-------- ENTRIES SHOWN --------
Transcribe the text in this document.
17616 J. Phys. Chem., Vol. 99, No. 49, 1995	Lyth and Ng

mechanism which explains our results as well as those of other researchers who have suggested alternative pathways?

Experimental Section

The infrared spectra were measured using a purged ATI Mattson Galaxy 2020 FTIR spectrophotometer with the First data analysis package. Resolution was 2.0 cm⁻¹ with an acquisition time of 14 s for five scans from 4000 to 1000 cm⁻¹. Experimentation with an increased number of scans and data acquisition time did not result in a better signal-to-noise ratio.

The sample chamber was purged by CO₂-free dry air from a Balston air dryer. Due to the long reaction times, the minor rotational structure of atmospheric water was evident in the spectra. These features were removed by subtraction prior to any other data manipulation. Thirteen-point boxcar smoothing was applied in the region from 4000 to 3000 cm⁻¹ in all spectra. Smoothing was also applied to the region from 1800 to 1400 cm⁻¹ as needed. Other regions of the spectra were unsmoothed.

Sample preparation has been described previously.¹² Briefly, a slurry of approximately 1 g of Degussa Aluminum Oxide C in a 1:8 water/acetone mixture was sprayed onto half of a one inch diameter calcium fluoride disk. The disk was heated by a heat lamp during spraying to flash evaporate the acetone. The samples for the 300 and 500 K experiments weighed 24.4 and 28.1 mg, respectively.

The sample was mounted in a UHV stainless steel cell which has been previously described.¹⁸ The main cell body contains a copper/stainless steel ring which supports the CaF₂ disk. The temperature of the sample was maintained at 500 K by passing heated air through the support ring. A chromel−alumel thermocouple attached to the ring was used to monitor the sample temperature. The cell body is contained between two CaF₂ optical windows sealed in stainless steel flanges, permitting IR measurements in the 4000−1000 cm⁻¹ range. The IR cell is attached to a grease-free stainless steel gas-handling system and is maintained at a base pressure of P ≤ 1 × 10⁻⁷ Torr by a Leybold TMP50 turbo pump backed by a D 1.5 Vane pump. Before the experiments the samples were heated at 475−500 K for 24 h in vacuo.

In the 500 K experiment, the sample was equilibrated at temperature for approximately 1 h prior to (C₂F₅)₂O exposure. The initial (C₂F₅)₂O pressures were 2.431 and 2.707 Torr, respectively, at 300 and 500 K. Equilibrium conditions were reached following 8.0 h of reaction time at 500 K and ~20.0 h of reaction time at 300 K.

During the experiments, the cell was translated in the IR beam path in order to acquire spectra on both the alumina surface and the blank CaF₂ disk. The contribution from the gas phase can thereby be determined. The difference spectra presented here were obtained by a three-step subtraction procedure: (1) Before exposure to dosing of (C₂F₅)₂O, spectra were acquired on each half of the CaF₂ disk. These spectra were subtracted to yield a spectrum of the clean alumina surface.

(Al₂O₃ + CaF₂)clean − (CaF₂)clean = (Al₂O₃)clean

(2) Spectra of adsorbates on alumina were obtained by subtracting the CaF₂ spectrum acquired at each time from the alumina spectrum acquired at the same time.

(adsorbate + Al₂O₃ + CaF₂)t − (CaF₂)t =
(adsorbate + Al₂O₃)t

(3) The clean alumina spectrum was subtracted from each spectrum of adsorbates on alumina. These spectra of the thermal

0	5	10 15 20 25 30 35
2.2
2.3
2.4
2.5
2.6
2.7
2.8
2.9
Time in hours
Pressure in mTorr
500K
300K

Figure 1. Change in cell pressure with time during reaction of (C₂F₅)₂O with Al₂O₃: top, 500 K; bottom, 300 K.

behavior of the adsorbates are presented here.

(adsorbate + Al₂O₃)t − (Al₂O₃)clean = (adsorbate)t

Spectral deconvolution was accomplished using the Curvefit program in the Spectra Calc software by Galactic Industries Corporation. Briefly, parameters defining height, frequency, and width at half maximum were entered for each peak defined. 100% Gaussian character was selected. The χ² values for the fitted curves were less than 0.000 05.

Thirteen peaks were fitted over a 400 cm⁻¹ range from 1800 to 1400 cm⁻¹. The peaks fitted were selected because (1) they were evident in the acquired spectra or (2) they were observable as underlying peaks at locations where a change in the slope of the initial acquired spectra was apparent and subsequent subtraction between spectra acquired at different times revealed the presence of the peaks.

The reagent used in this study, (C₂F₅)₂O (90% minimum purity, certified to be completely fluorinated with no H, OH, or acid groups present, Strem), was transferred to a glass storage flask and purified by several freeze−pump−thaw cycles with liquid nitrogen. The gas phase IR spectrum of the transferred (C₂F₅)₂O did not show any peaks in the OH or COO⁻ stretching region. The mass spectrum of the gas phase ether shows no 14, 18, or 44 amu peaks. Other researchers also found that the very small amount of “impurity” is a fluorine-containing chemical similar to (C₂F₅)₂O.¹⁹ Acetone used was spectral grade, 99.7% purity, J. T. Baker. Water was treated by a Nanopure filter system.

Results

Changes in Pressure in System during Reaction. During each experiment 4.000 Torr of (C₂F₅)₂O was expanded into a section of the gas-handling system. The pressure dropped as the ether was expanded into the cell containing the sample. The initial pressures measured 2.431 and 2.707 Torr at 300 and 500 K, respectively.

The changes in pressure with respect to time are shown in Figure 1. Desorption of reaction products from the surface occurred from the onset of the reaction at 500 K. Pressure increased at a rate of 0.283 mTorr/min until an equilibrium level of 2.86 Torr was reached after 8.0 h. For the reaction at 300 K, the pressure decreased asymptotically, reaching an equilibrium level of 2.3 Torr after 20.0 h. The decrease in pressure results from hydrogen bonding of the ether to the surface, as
--------
-------- ENTRIES SHOWN --------
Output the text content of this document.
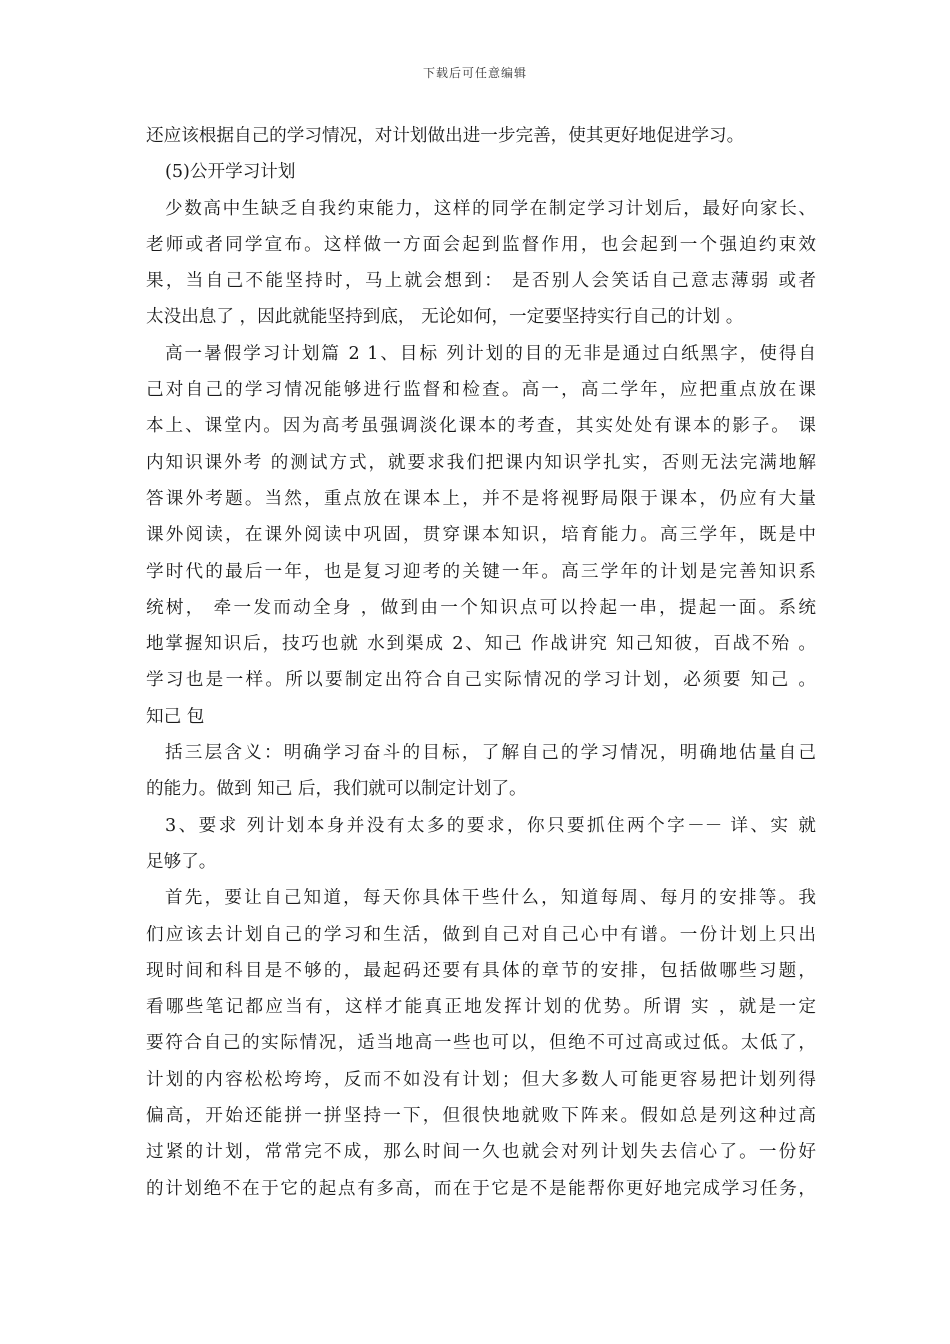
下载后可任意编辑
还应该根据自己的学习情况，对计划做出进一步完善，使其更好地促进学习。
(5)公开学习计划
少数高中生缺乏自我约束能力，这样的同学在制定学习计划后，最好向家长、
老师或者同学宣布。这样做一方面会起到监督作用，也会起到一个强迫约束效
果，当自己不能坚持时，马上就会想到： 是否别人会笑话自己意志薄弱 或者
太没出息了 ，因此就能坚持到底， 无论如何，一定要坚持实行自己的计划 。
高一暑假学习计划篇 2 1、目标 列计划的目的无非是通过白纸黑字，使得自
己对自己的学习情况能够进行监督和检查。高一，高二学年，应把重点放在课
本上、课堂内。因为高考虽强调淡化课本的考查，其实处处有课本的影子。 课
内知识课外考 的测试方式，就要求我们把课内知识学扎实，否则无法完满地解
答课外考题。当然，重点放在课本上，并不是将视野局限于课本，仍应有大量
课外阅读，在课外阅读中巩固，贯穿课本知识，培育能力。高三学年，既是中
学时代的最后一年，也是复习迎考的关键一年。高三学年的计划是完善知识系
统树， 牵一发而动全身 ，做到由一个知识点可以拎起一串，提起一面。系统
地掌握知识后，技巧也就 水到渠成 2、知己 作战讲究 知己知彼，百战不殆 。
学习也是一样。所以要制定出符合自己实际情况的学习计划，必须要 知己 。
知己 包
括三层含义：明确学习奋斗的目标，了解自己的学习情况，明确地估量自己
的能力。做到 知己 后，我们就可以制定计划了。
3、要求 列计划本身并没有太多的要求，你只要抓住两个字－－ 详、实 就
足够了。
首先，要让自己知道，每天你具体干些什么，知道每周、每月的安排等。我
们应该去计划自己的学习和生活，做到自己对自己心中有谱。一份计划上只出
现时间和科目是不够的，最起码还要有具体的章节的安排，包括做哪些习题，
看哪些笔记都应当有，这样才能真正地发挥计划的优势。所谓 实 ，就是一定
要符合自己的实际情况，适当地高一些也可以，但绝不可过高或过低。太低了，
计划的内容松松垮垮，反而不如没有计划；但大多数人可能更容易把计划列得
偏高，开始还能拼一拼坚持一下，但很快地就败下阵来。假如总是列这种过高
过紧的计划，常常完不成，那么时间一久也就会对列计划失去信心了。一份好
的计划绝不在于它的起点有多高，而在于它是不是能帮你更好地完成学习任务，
--------
§ **WHAT THE EXERCISE ASKS**
List each line of the records that holds the string "Al₂O₃".

§ **RIGHT ANSWER**
(Al₂O₃ + CaF₂)clean − (CaF₂)clean = (Al₂O₃)clean
(adsorbate + Al₂O₃ + CaF₂)t − (CaF₂)t =
(adsorbate + Al₂O₃)t
Figure 1. Change in cell pressure with time during reaction of (C₂F₅)₂O with Al₂O₃: top, 500 K; bottom, 300 K.
(adsorbate + Al₂O₃)t − (Al₂O₃)clean = (adsorbate)t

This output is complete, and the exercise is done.